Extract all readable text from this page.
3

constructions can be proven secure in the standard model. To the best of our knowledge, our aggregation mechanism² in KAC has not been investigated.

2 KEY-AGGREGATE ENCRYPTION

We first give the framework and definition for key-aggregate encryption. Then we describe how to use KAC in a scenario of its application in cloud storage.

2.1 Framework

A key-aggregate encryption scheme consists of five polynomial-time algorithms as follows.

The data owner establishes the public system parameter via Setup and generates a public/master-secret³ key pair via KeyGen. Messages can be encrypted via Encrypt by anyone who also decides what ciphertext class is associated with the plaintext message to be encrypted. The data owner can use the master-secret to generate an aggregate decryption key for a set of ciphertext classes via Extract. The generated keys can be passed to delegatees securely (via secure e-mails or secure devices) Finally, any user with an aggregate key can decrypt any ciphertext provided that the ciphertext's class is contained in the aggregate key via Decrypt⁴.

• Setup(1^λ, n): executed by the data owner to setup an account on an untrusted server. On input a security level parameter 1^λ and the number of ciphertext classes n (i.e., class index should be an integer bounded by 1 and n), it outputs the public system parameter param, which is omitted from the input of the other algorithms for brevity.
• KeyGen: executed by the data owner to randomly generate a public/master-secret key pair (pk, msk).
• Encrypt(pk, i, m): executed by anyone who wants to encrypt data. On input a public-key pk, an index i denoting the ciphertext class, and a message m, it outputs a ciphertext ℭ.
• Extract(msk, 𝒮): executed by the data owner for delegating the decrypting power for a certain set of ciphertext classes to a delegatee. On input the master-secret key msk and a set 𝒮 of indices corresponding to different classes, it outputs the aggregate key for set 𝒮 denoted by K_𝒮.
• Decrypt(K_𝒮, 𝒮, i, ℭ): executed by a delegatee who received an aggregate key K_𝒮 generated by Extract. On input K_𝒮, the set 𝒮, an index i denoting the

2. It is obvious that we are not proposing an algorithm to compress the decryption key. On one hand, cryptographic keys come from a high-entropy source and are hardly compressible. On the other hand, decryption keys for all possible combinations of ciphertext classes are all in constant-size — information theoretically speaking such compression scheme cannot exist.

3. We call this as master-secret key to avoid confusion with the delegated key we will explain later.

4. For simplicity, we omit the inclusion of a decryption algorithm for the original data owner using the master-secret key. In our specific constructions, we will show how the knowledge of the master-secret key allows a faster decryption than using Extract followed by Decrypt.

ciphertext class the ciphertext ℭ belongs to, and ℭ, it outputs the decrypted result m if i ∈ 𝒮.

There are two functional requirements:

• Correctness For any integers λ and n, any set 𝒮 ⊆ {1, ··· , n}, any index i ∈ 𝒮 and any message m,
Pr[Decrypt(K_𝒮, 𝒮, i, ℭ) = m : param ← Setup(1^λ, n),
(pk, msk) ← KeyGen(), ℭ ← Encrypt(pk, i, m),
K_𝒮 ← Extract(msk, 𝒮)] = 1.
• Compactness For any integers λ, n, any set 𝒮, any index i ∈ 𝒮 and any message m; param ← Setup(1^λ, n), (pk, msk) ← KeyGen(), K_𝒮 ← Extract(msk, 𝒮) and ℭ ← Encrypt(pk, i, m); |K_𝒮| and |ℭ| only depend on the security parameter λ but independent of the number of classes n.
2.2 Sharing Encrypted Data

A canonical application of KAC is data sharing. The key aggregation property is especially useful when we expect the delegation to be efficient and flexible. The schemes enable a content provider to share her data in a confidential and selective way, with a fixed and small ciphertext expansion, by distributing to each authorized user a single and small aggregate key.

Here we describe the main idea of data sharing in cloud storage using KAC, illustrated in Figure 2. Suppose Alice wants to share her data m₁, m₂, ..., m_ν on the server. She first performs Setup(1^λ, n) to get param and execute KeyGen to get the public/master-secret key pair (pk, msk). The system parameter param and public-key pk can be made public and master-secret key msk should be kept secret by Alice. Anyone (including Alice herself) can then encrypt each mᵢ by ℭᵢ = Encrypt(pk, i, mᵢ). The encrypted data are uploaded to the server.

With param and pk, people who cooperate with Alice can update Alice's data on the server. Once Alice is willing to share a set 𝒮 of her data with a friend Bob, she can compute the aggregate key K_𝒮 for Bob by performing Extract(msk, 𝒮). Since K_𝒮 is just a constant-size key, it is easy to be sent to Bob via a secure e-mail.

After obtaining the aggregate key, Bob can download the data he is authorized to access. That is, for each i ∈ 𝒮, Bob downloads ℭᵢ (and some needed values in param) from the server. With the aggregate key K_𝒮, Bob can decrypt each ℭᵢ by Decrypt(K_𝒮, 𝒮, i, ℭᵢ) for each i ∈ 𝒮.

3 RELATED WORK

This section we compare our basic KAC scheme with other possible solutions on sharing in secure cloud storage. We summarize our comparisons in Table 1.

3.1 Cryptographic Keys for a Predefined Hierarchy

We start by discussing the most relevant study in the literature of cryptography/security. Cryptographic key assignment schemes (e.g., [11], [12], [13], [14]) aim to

_ _ _ _ _ _ _

__What is needed__
Among the records above, find each line holding the string "constructions" and pull it out.

__Solution for this exercise__
constructions can be proven secure in the standard model. To the best of our knowledge, our aggregation mechanism² in KAC has not been investigated.
4. For simplicity, we omit the inclusion of a decryption algorithm for the original data owner using the master-secret key. In our specific constructions, we will show how the knowledge of the master-secret key allows a faster decryption than using Extract followed by Decrypt.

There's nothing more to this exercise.